### [Exercise goal]
Would you restate all the data that follows, word for word?

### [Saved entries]
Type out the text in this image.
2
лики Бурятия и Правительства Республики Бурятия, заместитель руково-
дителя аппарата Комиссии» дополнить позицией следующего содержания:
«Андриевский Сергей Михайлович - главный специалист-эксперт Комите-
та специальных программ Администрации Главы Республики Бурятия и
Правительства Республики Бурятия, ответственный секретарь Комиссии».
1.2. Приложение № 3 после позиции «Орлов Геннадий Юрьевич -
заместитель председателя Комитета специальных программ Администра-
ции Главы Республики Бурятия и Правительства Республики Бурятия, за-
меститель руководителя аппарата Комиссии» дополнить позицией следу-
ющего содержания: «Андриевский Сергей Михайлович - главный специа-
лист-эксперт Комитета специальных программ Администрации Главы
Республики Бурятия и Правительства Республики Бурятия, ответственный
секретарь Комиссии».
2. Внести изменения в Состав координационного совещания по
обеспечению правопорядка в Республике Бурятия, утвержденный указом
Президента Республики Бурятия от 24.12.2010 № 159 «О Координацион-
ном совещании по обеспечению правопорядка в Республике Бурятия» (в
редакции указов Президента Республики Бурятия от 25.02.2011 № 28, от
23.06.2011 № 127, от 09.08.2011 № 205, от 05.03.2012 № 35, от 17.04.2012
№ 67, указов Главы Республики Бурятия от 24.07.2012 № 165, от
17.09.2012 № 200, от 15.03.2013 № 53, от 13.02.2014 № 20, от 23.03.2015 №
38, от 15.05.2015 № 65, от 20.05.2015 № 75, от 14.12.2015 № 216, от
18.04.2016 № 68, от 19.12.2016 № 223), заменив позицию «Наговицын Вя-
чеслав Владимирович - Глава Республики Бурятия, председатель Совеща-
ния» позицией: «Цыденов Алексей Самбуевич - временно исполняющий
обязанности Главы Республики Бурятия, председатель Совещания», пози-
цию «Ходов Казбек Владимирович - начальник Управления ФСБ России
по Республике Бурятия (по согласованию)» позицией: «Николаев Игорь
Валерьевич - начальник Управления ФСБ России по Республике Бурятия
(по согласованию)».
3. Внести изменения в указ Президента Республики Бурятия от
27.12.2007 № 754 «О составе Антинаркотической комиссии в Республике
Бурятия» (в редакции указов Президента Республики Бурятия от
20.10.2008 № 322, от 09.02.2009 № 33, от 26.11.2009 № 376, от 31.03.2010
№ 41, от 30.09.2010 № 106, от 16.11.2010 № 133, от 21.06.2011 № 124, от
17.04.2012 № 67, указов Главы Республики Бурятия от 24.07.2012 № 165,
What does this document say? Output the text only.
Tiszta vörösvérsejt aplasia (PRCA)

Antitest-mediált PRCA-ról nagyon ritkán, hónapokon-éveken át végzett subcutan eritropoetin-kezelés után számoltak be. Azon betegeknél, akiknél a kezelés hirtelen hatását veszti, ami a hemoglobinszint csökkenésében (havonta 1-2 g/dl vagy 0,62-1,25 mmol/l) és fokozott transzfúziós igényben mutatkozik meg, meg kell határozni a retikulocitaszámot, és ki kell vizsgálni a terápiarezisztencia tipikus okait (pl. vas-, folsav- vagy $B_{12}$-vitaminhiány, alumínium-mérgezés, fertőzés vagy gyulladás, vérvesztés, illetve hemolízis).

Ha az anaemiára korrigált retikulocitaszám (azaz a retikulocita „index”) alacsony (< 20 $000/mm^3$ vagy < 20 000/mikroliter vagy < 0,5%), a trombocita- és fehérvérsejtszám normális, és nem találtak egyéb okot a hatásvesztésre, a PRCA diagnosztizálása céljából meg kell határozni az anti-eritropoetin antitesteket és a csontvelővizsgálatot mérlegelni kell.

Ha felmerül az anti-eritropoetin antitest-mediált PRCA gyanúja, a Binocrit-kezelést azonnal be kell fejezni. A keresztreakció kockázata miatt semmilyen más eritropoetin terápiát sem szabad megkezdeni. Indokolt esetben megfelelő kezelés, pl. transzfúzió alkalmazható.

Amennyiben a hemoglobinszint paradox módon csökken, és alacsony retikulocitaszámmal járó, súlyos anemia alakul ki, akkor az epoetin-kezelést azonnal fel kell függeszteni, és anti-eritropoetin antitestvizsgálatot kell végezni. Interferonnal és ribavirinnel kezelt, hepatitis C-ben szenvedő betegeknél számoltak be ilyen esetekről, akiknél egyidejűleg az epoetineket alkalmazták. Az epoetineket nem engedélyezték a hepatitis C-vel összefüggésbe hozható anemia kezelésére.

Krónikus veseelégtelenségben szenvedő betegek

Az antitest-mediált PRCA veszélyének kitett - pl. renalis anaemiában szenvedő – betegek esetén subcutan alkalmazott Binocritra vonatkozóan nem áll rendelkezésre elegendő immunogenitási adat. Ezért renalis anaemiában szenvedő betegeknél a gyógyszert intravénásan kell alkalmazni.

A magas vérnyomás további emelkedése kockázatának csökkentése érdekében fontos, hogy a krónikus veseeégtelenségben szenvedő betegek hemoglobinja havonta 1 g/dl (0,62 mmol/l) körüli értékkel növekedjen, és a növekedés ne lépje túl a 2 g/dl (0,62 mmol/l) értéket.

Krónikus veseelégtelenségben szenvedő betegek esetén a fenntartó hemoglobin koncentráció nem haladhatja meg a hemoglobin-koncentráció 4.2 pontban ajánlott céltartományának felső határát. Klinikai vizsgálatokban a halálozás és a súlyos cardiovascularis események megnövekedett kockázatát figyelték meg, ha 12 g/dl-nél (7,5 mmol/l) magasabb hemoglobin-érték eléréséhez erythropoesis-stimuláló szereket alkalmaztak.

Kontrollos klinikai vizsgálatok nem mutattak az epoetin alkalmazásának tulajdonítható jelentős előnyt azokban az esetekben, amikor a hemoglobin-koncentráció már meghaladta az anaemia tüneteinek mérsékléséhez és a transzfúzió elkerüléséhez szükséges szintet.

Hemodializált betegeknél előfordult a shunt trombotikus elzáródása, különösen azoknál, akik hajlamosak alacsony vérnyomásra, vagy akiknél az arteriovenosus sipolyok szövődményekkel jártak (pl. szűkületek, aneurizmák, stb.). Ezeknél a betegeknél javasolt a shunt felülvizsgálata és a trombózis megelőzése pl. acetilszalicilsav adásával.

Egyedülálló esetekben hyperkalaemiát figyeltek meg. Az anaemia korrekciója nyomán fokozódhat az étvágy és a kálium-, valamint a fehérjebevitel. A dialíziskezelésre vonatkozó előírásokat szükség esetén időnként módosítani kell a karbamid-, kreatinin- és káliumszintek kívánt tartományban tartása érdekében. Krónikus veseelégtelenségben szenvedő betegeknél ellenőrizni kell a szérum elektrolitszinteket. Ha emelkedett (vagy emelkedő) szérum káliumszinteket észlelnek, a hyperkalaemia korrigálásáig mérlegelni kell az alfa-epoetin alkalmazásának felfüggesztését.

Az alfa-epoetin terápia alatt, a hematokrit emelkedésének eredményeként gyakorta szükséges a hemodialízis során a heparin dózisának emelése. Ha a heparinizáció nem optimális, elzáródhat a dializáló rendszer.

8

### [Exercise answer]
Type out the text in this image.
2
лики Бурятия и Правительства Республики Бурятия, заместитель руково-
дителя аппарата Комиссии» дополнить позицией следующего содержания:
«Андриевский Сергей Михайлович - главный специалист-эксперт Комите-
та специальных программ Администрации Главы Республики Бурятия и
Правительства Республики Бурятия, ответственный секретарь Комиссии».
1.2. Приложение № 3 после позиции «Орлов Геннадий Юрьевич -
заместитель председателя Комитета специальных программ Администра-
ции Главы Республики Бурятия и Правительства Республики Бурятия, за-
меститель руководителя аппарата Комиссии» дополнить позицией следу-
ющего содержания: «Андриевский Сергей Михайлович - главный специа-
лист-эксперт Комитета специальных программ Администрации Главы
Республики Бурятия и Правительства Республики Бурятия, ответственный
секретарь Комиссии».
2. Внести изменения в Состав координационного совещания по
обеспечению правопорядка в Республике Бурятия, утвержденный указом
Президента Республики Бурятия от 24.12.2010 № 159 «О Координацион-
ном совещании по обеспечению правопорядка в Республике Бурятия» (в
редакции указов Президента Республики Бурятия от 25.02.2011 № 28, от
23.06.2011 № 127, от 09.08.2011 № 205, от 05.03.2012 № 35, от 17.04.2012
№ 67, указов Главы Республики Бурятия от 24.07.2012 № 165, от
17.09.2012 № 200, от 15.03.2013 № 53, от 13.02.2014 № 20, от 23.03.2015 №
38, от 15.05.2015 № 65, от 20.05.2015 № 75, от 14.12.2015 № 216, от
18.04.2016 № 68, от 19.12.2016 № 223), заменив позицию «Наговицын Вя-
чеслав Владимирович - Глава Республики Бурятия, председатель Совеща-
ния» позицией: «Цыденов Алексей Самбуевич - временно исполняющий
обязанности Главы Республики Бурятия, председатель Совещания», пози-
цию «Ходов Казбек Владимирович - начальник Управления ФСБ России
по Республике Бурятия (по согласованию)» позицией: «Николаев Игорь
Валерьевич - начальник Управления ФСБ России по Республике Бурятия
(по согласованию)».
3. Внести изменения в указ Президента Республики Бурятия от
27.12.2007 № 754 «О составе Антинаркотической комиссии в Республике
Бурятия» (в редакции указов Президента Республики Бурятия от
20.10.2008 № 322, от 09.02.2009 № 33, от 26.11.2009 № 376, от 31.03.2010
№ 41, от 30.09.2010 № 106, от 16.11.2010 № 133, от 21.06.2011 № 124, от
17.04.2012 № 67, указов Главы Республики Бурятия от 24.07.2012 № 165,
What does this document say? Output the text only.
Tiszta vörösvérsejt aplasia (PRCA)

Antitest-mediált PRCA-ról nagyon ritkán, hónapokon-éveken át végzett subcutan eritropoetin-kezelés után számoltak be. Azon betegeknél, akiknél a kezelés hirtelen hatását veszti, ami a hemoglobinszint csökkenésében (havonta 1-2 g/dl vagy 0,62-1,25 mmol/l) és fokozott transzfúziós igényben mutatkozik meg, meg kell határozni a retikulocitaszámot, és ki kell vizsgálni a terápiarezisztencia tipikus okait (pl. vas-, folsav- vagy $B_{12}$-vitaminhiány, alumínium-mérgezés, fertőzés vagy gyulladás, vérvesztés, illetve hemolízis).

Ha az anaemiára korrigált retikulocitaszám (azaz a retikulocita „index”) alacsony (< 20 $000/mm^3$ vagy < 20 000/mikroliter vagy < 0,5%), a trombocita- és fehérvérsejtszám normális, és nem találtak egyéb okot a hatásvesztésre, a PRCA diagnosztizálása céljából meg kell határozni az anti-eritropoetin antitesteket és a csontvelővizsgálatot mérlegelni kell.

Ha felmerül az anti-eritropoetin antitest-mediált PRCA gyanúja, a Binocrit-kezelést azonnal be kell fejezni. A keresztreakció kockázata miatt semmilyen más eritropoetin terápiát sem szabad megkezdeni. Indokolt esetben megfelelő kezelés, pl. transzfúzió alkalmazható.

Amennyiben a hemoglobinszint paradox módon csökken, és alacsony retikulocitaszámmal járó, súlyos anemia alakul ki, akkor az epoetin-kezelést azonnal fel kell függeszteni, és anti-eritropoetin antitestvizsgálatot kell végezni. Interferonnal és ribavirinnel kezelt, hepatitis C-ben szenvedő betegeknél számoltak be ilyen esetekről, akiknél egyidejűleg az epoetineket alkalmazták. Az epoetineket nem engedélyezték a hepatitis C-vel összefüggésbe hozható anemia kezelésére.

Krónikus veseelégtelenségben szenvedő betegek

Az antitest-mediált PRCA veszélyének kitett - pl. renalis anaemiában szenvedő – betegek esetén subcutan alkalmazott Binocritra vonatkozóan nem áll rendelkezésre elegendő immunogenitási adat. Ezért renalis anaemiában szenvedő betegeknél a gyógyszert intravénásan kell alkalmazni.

A magas vérnyomás további emelkedése kockázatának csökkentése érdekében fontos, hogy a krónikus veseeégtelenségben szenvedő betegek hemoglobinja havonta 1 g/dl (0,62 mmol/l) körüli értékkel növekedjen, és a növekedés ne lépje túl a 2 g/dl (0,62 mmol/l) értéket.

Krónikus veseelégtelenségben szenvedő betegek esetén a fenntartó hemoglobin koncentráció nem haladhatja meg a hemoglobin-koncentráció 4.2 pontban ajánlott céltartományának felső határát. Klinikai vizsgálatokban a halálozás és a súlyos cardiovascularis események megnövekedett kockázatát figyelték meg, ha 12 g/dl-nél (7,5 mmol/l) magasabb hemoglobin-érték eléréséhez erythropoesis-stimuláló szereket alkalmaztak.

Kontrollos klinikai vizsgálatok nem mutattak az epoetin alkalmazásának tulajdonítható jelentős előnyt azokban az esetekben, amikor a hemoglobin-koncentráció már meghaladta az anaemia tüneteinek mérsékléséhez és a transzfúzió elkerüléséhez szükséges szintet.

Hemodializált betegeknél előfordult a shunt trombotikus elzáródása, különösen azoknál, akik hajlamosak alacsony vérnyomásra, vagy akiknél az arteriovenosus sipolyok szövődményekkel jártak (pl. szűkületek, aneurizmák, stb.). Ezeknél a betegeknél javasolt a shunt felülvizsgálata és a trombózis megelőzése pl. acetilszalicilsav adásával.

Egyedülálló esetekben hyperkalaemiát figyeltek meg. Az anaemia korrekciója nyomán fokozódhat az étvágy és a kálium-, valamint a fehérjebevitel. A dialíziskezelésre vonatkozó előírásokat szükség esetén időnként módosítani kell a karbamid-, kreatinin- és káliumszintek kívánt tartományban tartása érdekében. Krónikus veseelégtelenségben szenvedő betegeknél ellenőrizni kell a szérum elektrolitszinteket. Ha emelkedett (vagy emelkedő) szérum káliumszinteket észlelnek, a hyperkalaemia korrigálásáig mérlegelni kell az alfa-epoetin alkalmazásának felfüggesztését.

Az alfa-epoetin terápia alatt, a hematokrit emelkedésének eredményeként gyakorta szükséges a hemodialízis során a heparin dózisának emelése. Ha a heparinizáció nem optimális, elzáródhat a dializáló rendszer.

8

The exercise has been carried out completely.